-- DATA --
※

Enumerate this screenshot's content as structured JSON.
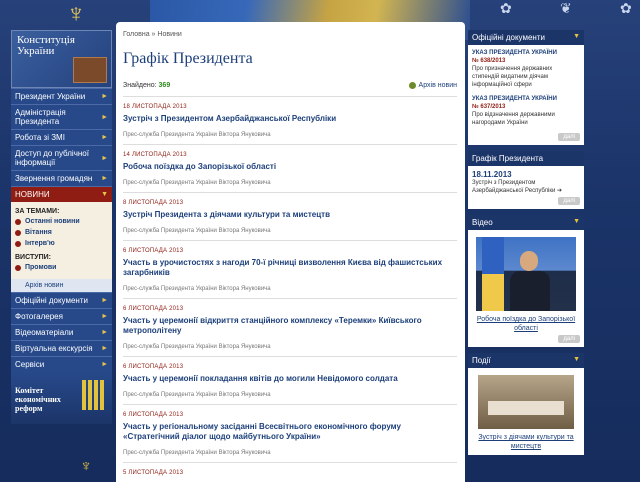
{
  "left": {
    "constitution_title": "Конституція України",
    "nav": [
      "Президент України",
      "Адміністрація Президента",
      "Робота зі ЗМІ",
      "Доступ до публічної інформації",
      "Звернення громадян"
    ],
    "active_section": "НОВИНИ",
    "by_topic_title": "ЗА ТЕМАМИ:",
    "topics": [
      "Останні новини",
      "Вітання",
      "Інтерв'ю"
    ],
    "speeches_title": "ВИСТУПИ:",
    "speeches": [
      "Промови"
    ],
    "archive": "Архів новин",
    "nav2": [
      "Офіційні документи",
      "Фотогалерея",
      "Відеоматеріали",
      "Віртуальна екскурсія",
      "Сервіси"
    ],
    "committee": "Комітет економічних реформ"
  },
  "main": {
    "breadcrumb_home": "Головна",
    "breadcrumb_sep": " » ",
    "breadcrumb_current": "Новини",
    "title": "Графік Президента",
    "found_label": "Знайдено: ",
    "found_count": "369",
    "archive_link": "Архів новин",
    "news": [
      {
        "date": "18 ЛИСТОПАДА 2013",
        "title": "Зустріч з Президентом Азербайджанської Республіки",
        "source": "Прес-служба Президента України Віктора Януковича"
      },
      {
        "date": "14 ЛИСТОПАДА 2013",
        "title": "Робоча поїздка до Запорізької області",
        "source": "Прес-служба Президента України Віктора Януковича"
      },
      {
        "date": "8 ЛИСТОПАДА 2013",
        "title": "Зустріч Президента з діячами культури та мистецтв",
        "source": "Прес-служба Президента України Віктора Януковича"
      },
      {
        "date": "6 ЛИСТОПАДА 2013",
        "title": "Участь в урочистостях з нагоди 70-ї річниці визволення Києва від фашистських загарбників",
        "source": "Прес-служба Президента України Віктора Януковича"
      },
      {
        "date": "6 ЛИСТОПАДА 2013",
        "title": "Участь у церемонії відкриття станційного комплексу «Теремки» Київського метрополітену",
        "source": "Прес-служба Президента України Віктора Януковича"
      },
      {
        "date": "6 ЛИСТОПАДА 2013",
        "title": "Участь у церемонії покладання квітів до могили Невідомого солдата",
        "source": "Прес-служба Президента України Віктора Януковича"
      },
      {
        "date": "6 ЛИСТОПАДА 2013",
        "title": "Участь у регіональному засіданні Всесвітнього економічного форуму «Стратегічний діалог щодо майбутнього України»",
        "source": "Прес-служба Президента України Віктора Януковича"
      },
      {
        "date": "5 ЛИСТОПАДА 2013",
        "title": "",
        "source": ""
      }
    ]
  },
  "right": {
    "docs_title": "Офіційні документи",
    "decrees": [
      {
        "head": "УКАЗ ПРЕЗИДЕНТА УКРАЇНИ",
        "num": "№ 638/2013",
        "text": "Про призначення державних стипендій видатним діячам інформаційної сфери"
      },
      {
        "head": "УКАЗ ПРЕЗИДЕНТА УКРАЇНИ",
        "num": "№ 637/2013",
        "text": "Про відзначення державними нагородами України"
      }
    ],
    "more": "далі",
    "schedule_title": "Графік Президента",
    "schedule_date": "18.11.2013",
    "schedule_text": "Зустріч з Президентом Азербайджанської Республіки ➔",
    "video_title": "Відео",
    "video_caption": "Робоча поїздка до Запорізької області",
    "events_title": "Події",
    "events_caption": "Зустріч з діячами культури та мистецтв"
  }
}
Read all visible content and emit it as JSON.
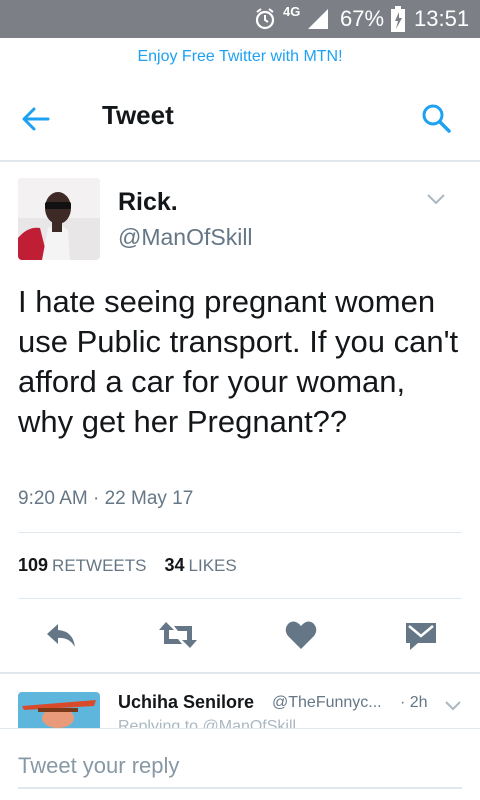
{
  "status_bar": {
    "network": "4G",
    "battery_percent": "67%",
    "time": "13:51",
    "icons": [
      "alarm-icon",
      "signal-icon",
      "battery-charging-icon"
    ]
  },
  "promo": {
    "text": "Enjoy Free Twitter with MTN!"
  },
  "header": {
    "title": "Tweet",
    "icons": [
      "back-arrow-icon",
      "search-icon"
    ]
  },
  "tweet": {
    "author_name": "Rick.",
    "author_handle": "@ManOfSkill",
    "text": "I hate seeing pregnant women use Public transport. If you can't afford a car for your woman, why get her Pregnant??",
    "timestamp": "9:20 AM · 22 May 17",
    "retweets_count": "109",
    "retweets_label": "RETWEETS",
    "likes_count": "34",
    "likes_label": "LIKES"
  },
  "actions": [
    "reply-icon",
    "retweet-icon",
    "like-icon",
    "direct-message-icon"
  ],
  "reply_preview": {
    "name": "Uchiha Senilore",
    "handle": "@TheFunnyc...",
    "time": "· 2h",
    "subtext": "Replying to @ManOfSkill"
  },
  "reply_box": {
    "placeholder": "Tweet your reply"
  },
  "colors": {
    "accent": "#1da1f2",
    "icon_gray": "#657786",
    "status_bar": "#7c8086",
    "divider": "#e1e8ed"
  }
}
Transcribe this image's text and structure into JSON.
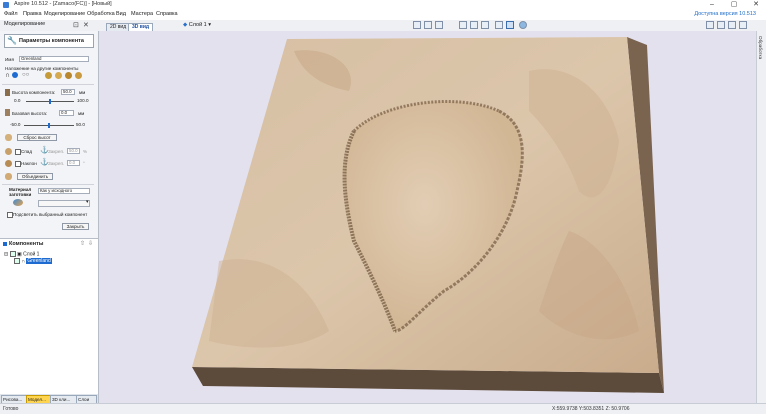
{
  "window": {
    "title": "Aspire 10.512 - [Zamaco(FC)] - [Новый]"
  },
  "menu": {
    "items": [
      "Файл",
      "Правка",
      "Моделирование",
      "Обработка",
      "Вид",
      "Мастера",
      "Справка"
    ],
    "update_notice": "Доступна версия 10.513"
  },
  "toolbar": {
    "mode_label": "Моделирование"
  },
  "view_tabs": [
    "2D вид",
    "3D вид"
  ],
  "layer_selector": {
    "value": "Слой 1"
  },
  "panel": {
    "header": "Параметры компонента",
    "name_label": "Имя",
    "name_value": "Greenland",
    "blend_label": "Наложение на другие компоненты",
    "height_label": "Высота компонента:",
    "height_value": "50.0",
    "height_unit": "мм",
    "height_min": "0.0",
    "height_max": "100.0",
    "base_label": "Базовая высота:",
    "base_value": "0.0",
    "base_unit": "мм",
    "base_min": "-50.0",
    "base_max": "50.0",
    "reset_button": "Сброс высот",
    "fade_label": "Спад",
    "tilt_label": "Наклон",
    "fix_label": "Закреп.",
    "fade_value": "50.0",
    "fade_unit": "%",
    "tilt_value": "0.0",
    "tilt_unit": "°",
    "merge_button": "Объединить",
    "material_label": "Материал заготовки",
    "material_value": "Как у исходного",
    "highlight_label": "Подсветить выбранный компонент",
    "close_button": "Закрыть"
  },
  "components": {
    "title": "Компоненты",
    "tree": [
      {
        "label": "Слой 1",
        "level": 1
      },
      {
        "label": "Greenland",
        "level": 2,
        "selected": true
      }
    ]
  },
  "bottom_tabs": [
    "Рисова...",
    "Модел...",
    "3D кли...",
    "Слои"
  ],
  "right_rail": {
    "label": "Обработка"
  },
  "status": {
    "left": "Готово",
    "coords": "X:559.9738 Y:503.8351 Z: 50.9706"
  },
  "colors": {
    "accent": "#1c6cc8",
    "viewport_bg": "#e4e1ee",
    "relief": "#d8c0a4",
    "base_slab": "#5c4a3a"
  }
}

※

-- SET PROBLEM --
Leave the pictures out and reproduce each record exactly as written.

-- SOLUTION TO THE PROBLEM --
Enumerate this screenshot's content as structured JSON.
{
  "left": {
    "constitution_title": "Конституція України",
    "nav": [
      "Президент України",
      "Адміністрація Президента",
      "Робота зі ЗМІ",
      "Доступ до публічної інформації",
      "Звернення громадян"
    ],
    "active_section": "НОВИНИ",
    "by_topic_title": "ЗА ТЕМАМИ:",
    "topics": [
      "Останні новини",
      "Вітання",
      "Інтерв'ю"
    ],
    "speeches_title": "ВИСТУПИ:",
    "speeches": [
      "Промови"
    ],
    "archive": "Архів новин",
    "nav2": [
      "Офіційні документи",
      "Фотогалерея",
      "Відеоматеріали",
      "Віртуальна екскурсія",
      "Сервіси"
    ],
    "committee": "Комітет економічних реформ"
  },
  "main": {
    "breadcrumb_home": "Головна",
    "breadcrumb_sep": " » ",
    "breadcrumb_current": "Новини",
    "title": "Графік Президента",
    "found_label": "Знайдено: ",
    "found_count": "369",
    "archive_link": "Архів новин",
    "news": [
      {
        "date": "18 ЛИСТОПАДА 2013",
        "title": "Зустріч з Президентом Азербайджанської Республіки",
        "source": "Прес-служба Президента України Віктора Януковича"
      },
      {
        "date": "14 ЛИСТОПАДА 2013",
        "title": "Робоча поїздка до Запорізької області",
        "source": "Прес-служба Президента України Віктора Януковича"
      },
      {
        "date": "8 ЛИСТОПАДА 2013",
        "title": "Зустріч Президента з діячами культури та мистецтв",
        "source": "Прес-служба Президента України Віктора Януковича"
      },
      {
        "date": "6 ЛИСТОПАДА 2013",
        "title": "Участь в урочистостях з нагоди 70-ї річниці визволення Києва від фашистських загарбників",
        "source": "Прес-служба Президента України Віктора Януковича"
      },
      {
        "date": "6 ЛИСТОПАДА 2013",
        "title": "Участь у церемонії відкриття станційного комплексу «Теремки» Київського метрополітену",
        "source": "Прес-служба Президента України Віктора Януковича"
      },
      {
        "date": "6 ЛИСТОПАДА 2013",
        "title": "Участь у церемонії покладання квітів до могили Невідомого солдата",
        "source": "Прес-служба Президента України Віктора Януковича"
      },
      {
        "date": "6 ЛИСТОПАДА 2013",
        "title": "Участь у регіональному засіданні Всесвітнього економічного форуму «Стратегічний діалог щодо майбутнього України»",
        "source": "Прес-служба Президента України Віктора Януковича"
      },
      {
        "date": "5 ЛИСТОПАДА 2013",
        "title": "",
        "source": ""
      }
    ]
  },
  "right": {
    "docs_title": "Офіційні документи",
    "decrees": [
      {
        "head": "УКАЗ ПРЕЗИДЕНТА УКРАЇНИ",
        "num": "№ 638/2013",
        "text": "Про призначення державних стипендій видатним діячам інформаційної сфери"
      },
      {
        "head": "УКАЗ ПРЕЗИДЕНТА УКРАЇНИ",
        "num": "№ 637/2013",
        "text": "Про відзначення державними нагородами України"
      }
    ],
    "more": "далі",
    "schedule_title": "Графік Президента",
    "schedule_date": "18.11.2013",
    "schedule_text": "Зустріч з Президентом Азербайджанської Республіки ➔",
    "video_title": "Відео",
    "video_caption": "Робоча поїздка до Запорізької області",
    "events_title": "Події",
    "events_caption": "Зустріч з діячами культури та мистецтв"
  }
}
Read all visible content and emit it as JSON.
{
  "status_bar": {
    "network": "4G",
    "battery_percent": "67%",
    "time": "13:51",
    "icons": [
      "alarm-icon",
      "signal-icon",
      "battery-charging-icon"
    ]
  },
  "promo": {
    "text": "Enjoy Free Twitter with MTN!"
  },
  "header": {
    "title": "Tweet",
    "icons": [
      "back-arrow-icon",
      "search-icon"
    ]
  },
  "tweet": {
    "author_name": "Rick.",
    "author_handle": "@ManOfSkill",
    "text": "I hate seeing pregnant women use Public transport. If you can't afford a car for your woman, why get her Pregnant??",
    "timestamp": "9:20 AM · 22 May 17",
    "retweets_count": "109",
    "retweets_label": "RETWEETS",
    "likes_count": "34",
    "likes_label": "LIKES"
  },
  "actions": [
    "reply-icon",
    "retweet-icon",
    "like-icon",
    "direct-message-icon"
  ],
  "reply_preview": {
    "name": "Uchiha Senilore",
    "handle": "@TheFunnyc...",
    "time": "· 2h",
    "subtext": "Replying to @ManOfSkill"
  },
  "reply_box": {
    "placeholder": "Tweet your reply"
  },
  "colors": {
    "accent": "#1da1f2",
    "icon_gray": "#657786",
    "status_bar": "#7c8086",
    "divider": "#e1e8ed"
  }
}
Transcribe this image's text and structure into JSON.
{
  "window": {
    "title": "Aspire 10.512 - [Zamaco(FC)] - [Новый]"
  },
  "menu": {
    "items": [
      "Файл",
      "Правка",
      "Моделирование",
      "Обработка",
      "Вид",
      "Мастера",
      "Справка"
    ],
    "update_notice": "Доступна версия 10.513"
  },
  "toolbar": {
    "mode_label": "Моделирование"
  },
  "view_tabs": [
    "2D вид",
    "3D вид"
  ],
  "layer_selector": {
    "value": "Слой 1"
  },
  "panel": {
    "header": "Параметры компонента",
    "name_label": "Имя",
    "name_value": "Greenland",
    "blend_label": "Наложение на другие компоненты",
    "height_label": "Высота компонента:",
    "height_value": "50.0",
    "height_unit": "мм",
    "height_min": "0.0",
    "height_max": "100.0",
    "base_label": "Базовая высота:",
    "base_value": "0.0",
    "base_unit": "мм",
    "base_min": "-50.0",
    "base_max": "50.0",
    "reset_button": "Сброс высот",
    "fade_label": "Спад",
    "tilt_label": "Наклон",
    "fix_label": "Закреп.",
    "fade_value": "50.0",
    "fade_unit": "%",
    "tilt_value": "0.0",
    "tilt_unit": "°",
    "merge_button": "Объединить",
    "material_label": "Материал заготовки",
    "material_value": "Как у исходного",
    "highlight_label": "Подсветить выбранный компонент",
    "close_button": "Закрыть"
  },
  "components": {
    "title": "Компоненты",
    "tree": [
      {
        "label": "Слой 1",
        "level": 1
      },
      {
        "label": "Greenland",
        "level": 2,
        "selected": true
      }
    ]
  },
  "bottom_tabs": [
    "Рисова...",
    "Модел...",
    "3D кли...",
    "Слои"
  ],
  "right_rail": {
    "label": "Обработка"
  },
  "status": {
    "left": "Готово",
    "coords": "X:559.9738 Y:503.8351 Z: 50.9706"
  },
  "colors": {
    "accent": "#1c6cc8",
    "viewport_bg": "#e4e1ee",
    "relief": "#d8c0a4",
    "base_slab": "#5c4a3a"
  }
}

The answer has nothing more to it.